[TO DO]
Look through the records below, and copy out every line that holds the string "pull".

Records that describe figures
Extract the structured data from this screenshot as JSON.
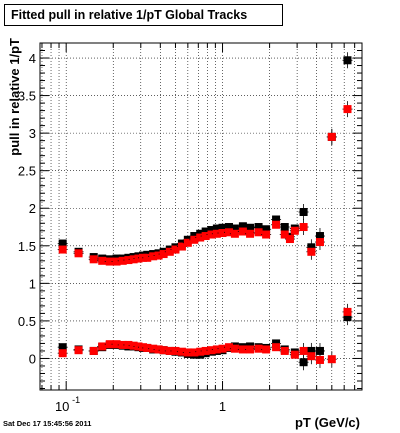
{
  "footer": {
    "timestamp": "Sat Dec 17 15:45:56 2011"
  },
  "colors": {
    "series_black": "#000000",
    "series_red": "#ff0000",
    "grid": "#000000"
  },
  "chart_data": {
    "type": "scatter",
    "title": "Fitted pull in relative 1/pT  Global Tracks",
    "xlabel": "pT (GeV/c)",
    "ylabel": "pull in relative 1/pT",
    "x_scale": "log",
    "xlim": [
      0.068,
      7.8
    ],
    "ylim": [
      -0.42,
      4.2
    ],
    "x_ticks": [
      {
        "value": 0.1,
        "label": "10",
        "exp": "-1"
      },
      {
        "value": 1,
        "label": "1",
        "exp": ""
      }
    ],
    "y_ticks": [
      {
        "value": 0,
        "label": "0"
      },
      {
        "value": 0.5,
        "label": "0.5"
      },
      {
        "value": 1,
        "label": "1"
      },
      {
        "value": 1.5,
        "label": "1.5"
      },
      {
        "value": 2,
        "label": "2"
      },
      {
        "value": 2.5,
        "label": "2.5"
      },
      {
        "value": 3,
        "label": "3"
      },
      {
        "value": 3.5,
        "label": "3.5"
      },
      {
        "value": 4,
        "label": "4"
      }
    ],
    "grid": true,
    "series": [
      {
        "color": "#000000",
        "points": [
          [
            0.095,
            1.53
          ],
          [
            0.12,
            1.42
          ],
          [
            0.15,
            1.35
          ],
          [
            0.17,
            1.33
          ],
          [
            0.19,
            1.32
          ],
          [
            0.21,
            1.33
          ],
          [
            0.23,
            1.33
          ],
          [
            0.25,
            1.34
          ],
          [
            0.27,
            1.35
          ],
          [
            0.29,
            1.36
          ],
          [
            0.31,
            1.37
          ],
          [
            0.33,
            1.38
          ],
          [
            0.36,
            1.39
          ],
          [
            0.39,
            1.4
          ],
          [
            0.42,
            1.42
          ],
          [
            0.46,
            1.45
          ],
          [
            0.5,
            1.48
          ],
          [
            0.55,
            1.53
          ],
          [
            0.6,
            1.58
          ],
          [
            0.66,
            1.63
          ],
          [
            0.72,
            1.66
          ],
          [
            0.78,
            1.69
          ],
          [
            0.85,
            1.71
          ],
          [
            0.92,
            1.73
          ],
          [
            1.0,
            1.74
          ],
          [
            1.1,
            1.75
          ],
          [
            1.2,
            1.73
          ],
          [
            1.35,
            1.76
          ],
          [
            1.5,
            1.74
          ],
          [
            1.7,
            1.75
          ],
          [
            1.9,
            1.72
          ],
          [
            2.2,
            1.85
          ],
          [
            2.5,
            1.75
          ],
          [
            2.7,
            1.62
          ],
          [
            2.9,
            1.73
          ],
          [
            3.3,
            1.95
          ],
          [
            3.7,
            1.48
          ],
          [
            4.2,
            1.63
          ],
          [
            5.0,
            2.95
          ],
          [
            6.3,
            3.97
          ],
          [
            0.095,
            0.15
          ],
          [
            0.12,
            0.12
          ],
          [
            0.15,
            0.1
          ],
          [
            0.17,
            0.15
          ],
          [
            0.19,
            0.18
          ],
          [
            0.21,
            0.18
          ],
          [
            0.23,
            0.17
          ],
          [
            0.25,
            0.16
          ],
          [
            0.27,
            0.16
          ],
          [
            0.29,
            0.15
          ],
          [
            0.31,
            0.14
          ],
          [
            0.33,
            0.14
          ],
          [
            0.36,
            0.12
          ],
          [
            0.39,
            0.12
          ],
          [
            0.42,
            0.11
          ],
          [
            0.46,
            0.1
          ],
          [
            0.5,
            0.09
          ],
          [
            0.55,
            0.08
          ],
          [
            0.6,
            0.06
          ],
          [
            0.66,
            0.05
          ],
          [
            0.72,
            0.05
          ],
          [
            0.78,
            0.07
          ],
          [
            0.85,
            0.09
          ],
          [
            0.92,
            0.1
          ],
          [
            1.0,
            0.11
          ],
          [
            1.1,
            0.14
          ],
          [
            1.2,
            0.16
          ],
          [
            1.35,
            0.15
          ],
          [
            1.5,
            0.16
          ],
          [
            1.7,
            0.15
          ],
          [
            1.9,
            0.14
          ],
          [
            2.2,
            0.2
          ],
          [
            2.5,
            0.12
          ],
          [
            2.9,
            0.08
          ],
          [
            3.3,
            -0.05
          ],
          [
            3.7,
            0.1
          ],
          [
            4.2,
            0.1
          ],
          [
            6.3,
            0.55
          ]
        ]
      },
      {
        "color": "#ff0000",
        "points": [
          [
            0.095,
            1.45
          ],
          [
            0.12,
            1.4
          ],
          [
            0.15,
            1.32
          ],
          [
            0.17,
            1.3
          ],
          [
            0.19,
            1.29
          ],
          [
            0.21,
            1.29
          ],
          [
            0.23,
            1.3
          ],
          [
            0.25,
            1.31
          ],
          [
            0.27,
            1.32
          ],
          [
            0.29,
            1.33
          ],
          [
            0.31,
            1.34
          ],
          [
            0.33,
            1.34
          ],
          [
            0.36,
            1.36
          ],
          [
            0.39,
            1.37
          ],
          [
            0.42,
            1.39
          ],
          [
            0.46,
            1.42
          ],
          [
            0.5,
            1.45
          ],
          [
            0.55,
            1.49
          ],
          [
            0.6,
            1.54
          ],
          [
            0.66,
            1.58
          ],
          [
            0.72,
            1.61
          ],
          [
            0.78,
            1.63
          ],
          [
            0.85,
            1.65
          ],
          [
            0.92,
            1.66
          ],
          [
            1.0,
            1.67
          ],
          [
            1.1,
            1.68
          ],
          [
            1.2,
            1.66
          ],
          [
            1.35,
            1.69
          ],
          [
            1.5,
            1.66
          ],
          [
            1.7,
            1.68
          ],
          [
            1.9,
            1.65
          ],
          [
            2.2,
            1.78
          ],
          [
            2.5,
            1.65
          ],
          [
            2.7,
            1.59
          ],
          [
            2.9,
            1.7
          ],
          [
            3.3,
            1.75
          ],
          [
            3.7,
            1.42
          ],
          [
            4.2,
            1.55
          ],
          [
            5.0,
            2.95
          ],
          [
            6.3,
            3.32
          ],
          [
            0.095,
            0.07
          ],
          [
            0.12,
            0.11
          ],
          [
            0.15,
            0.1
          ],
          [
            0.17,
            0.16
          ],
          [
            0.19,
            0.19
          ],
          [
            0.21,
            0.19
          ],
          [
            0.23,
            0.18
          ],
          [
            0.25,
            0.18
          ],
          [
            0.27,
            0.17
          ],
          [
            0.29,
            0.16
          ],
          [
            0.31,
            0.15
          ],
          [
            0.33,
            0.14
          ],
          [
            0.36,
            0.13
          ],
          [
            0.39,
            0.12
          ],
          [
            0.42,
            0.11
          ],
          [
            0.46,
            0.1
          ],
          [
            0.5,
            0.1
          ],
          [
            0.55,
            0.09
          ],
          [
            0.6,
            0.08
          ],
          [
            0.66,
            0.08
          ],
          [
            0.72,
            0.09
          ],
          [
            0.78,
            0.1
          ],
          [
            0.85,
            0.11
          ],
          [
            0.92,
            0.12
          ],
          [
            1.0,
            0.13
          ],
          [
            1.1,
            0.15
          ],
          [
            1.2,
            0.13
          ],
          [
            1.35,
            0.12
          ],
          [
            1.5,
            0.12
          ],
          [
            1.7,
            0.13
          ],
          [
            1.9,
            0.12
          ],
          [
            2.2,
            0.15
          ],
          [
            2.5,
            0.1
          ],
          [
            2.9,
            0.05
          ],
          [
            3.3,
            0.1
          ],
          [
            3.7,
            0.03
          ],
          [
            4.2,
            -0.02
          ],
          [
            5.0,
            -0.01
          ],
          [
            6.3,
            0.62
          ]
        ]
      }
    ]
  }
}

[REPLY]
    "title": "Fitted pull in relative 1/pT  Global Tracks",
    "ylabel": "pull in relative 1/pT",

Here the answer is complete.